Work to do - Quote the data below in full, minus the images.

A block of data
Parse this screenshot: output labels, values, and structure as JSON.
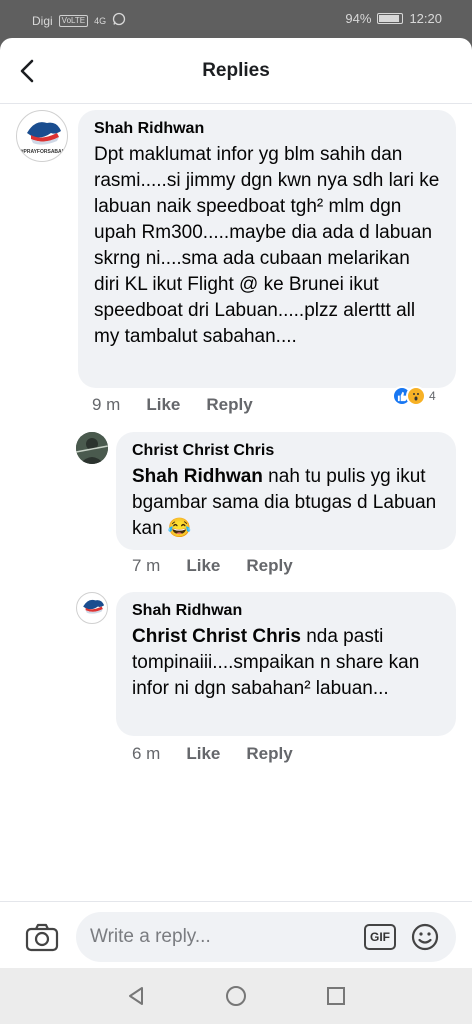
{
  "status_bar": {
    "carrier": "Digi",
    "carrier_badge": "VoLTE",
    "network": "4G",
    "battery": "94%",
    "time": "12:20"
  },
  "header": {
    "title": "Replies"
  },
  "comments": [
    {
      "author": "Shah Ridhwan",
      "avatar_caption": "#PRAYFORSABAH",
      "text": "Dpt maklumat infor yg blm sahih dan rasmi.....si jimmy dgn kwn nya sdh lari ke labuan naik speedboat tgh² mlm dgn upah Rm300.....maybe dia ada d labuan skrng ni....sma ada cubaan melarikan diri KL ikut Flight @ ke Brunei ikut speedboat dri Labuan.....plzz alerttt all my tambalut sabahan....",
      "time": "9 m",
      "like_label": "Like",
      "reply_label": "Reply",
      "reaction_count": "4",
      "reaction_icons": [
        "like-reaction",
        "wow-reaction"
      ]
    }
  ],
  "replies": [
    {
      "author": "Christ Christ Chris",
      "mention": "Shah Ridhwan",
      "text": " nah tu pulis yg ikut bgambar sama dia btugas d Labuan kan 😂",
      "time": "7 m",
      "like_label": "Like",
      "reply_label": "Reply"
    },
    {
      "author": "Shah Ridhwan",
      "mention": "Christ Christ Chris",
      "text": " nda pasti tompinaiii....smpaikan n share kan  infor ni dgn sabahan² labuan...",
      "time": "6 m",
      "like_label": "Like",
      "reply_label": "Reply"
    }
  ],
  "composer": {
    "placeholder": "Write a reply...",
    "gif_label": "GIF"
  },
  "colors": {
    "bubble": "#f0f2f5",
    "like_blue": "#1877f2",
    "wow_yellow": "#f7b125",
    "meta_gray": "#65676b"
  }
}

Correct answer -
Parse this screenshot: output labels, values, and structure as JSON.
{
  "status_bar": {
    "carrier": "Digi",
    "carrier_badge": "VoLTE",
    "network": "4G",
    "battery": "94%",
    "time": "12:20"
  },
  "header": {
    "title": "Replies"
  },
  "comments": [
    {
      "author": "Shah Ridhwan",
      "avatar_caption": "#PRAYFORSABAH",
      "text": "Dpt maklumat infor yg blm sahih dan rasmi.....si jimmy dgn kwn nya sdh lari ke labuan naik speedboat tgh² mlm dgn upah Rm300.....maybe dia ada d labuan skrng ni....sma ada cubaan melarikan diri KL ikut Flight @ ke Brunei ikut speedboat dri Labuan.....plzz alerttt all my tambalut sabahan....",
      "time": "9 m",
      "like_label": "Like",
      "reply_label": "Reply",
      "reaction_count": "4",
      "reaction_icons": [
        "like-reaction",
        "wow-reaction"
      ]
    }
  ],
  "replies": [
    {
      "author": "Christ Christ Chris",
      "mention": "Shah Ridhwan",
      "text": " nah tu pulis yg ikut bgambar sama dia btugas d Labuan kan 😂",
      "time": "7 m",
      "like_label": "Like",
      "reply_label": "Reply"
    },
    {
      "author": "Shah Ridhwan",
      "mention": "Christ Christ Chris",
      "text": " nda pasti tompinaiii....smpaikan n share kan  infor ni dgn sabahan² labuan...",
      "time": "6 m",
      "like_label": "Like",
      "reply_label": "Reply"
    }
  ],
  "composer": {
    "placeholder": "Write a reply...",
    "gif_label": "GIF"
  },
  "colors": {
    "bubble": "#f0f2f5",
    "like_blue": "#1877f2",
    "wow_yellow": "#f7b125",
    "meta_gray": "#65676b"
  }
}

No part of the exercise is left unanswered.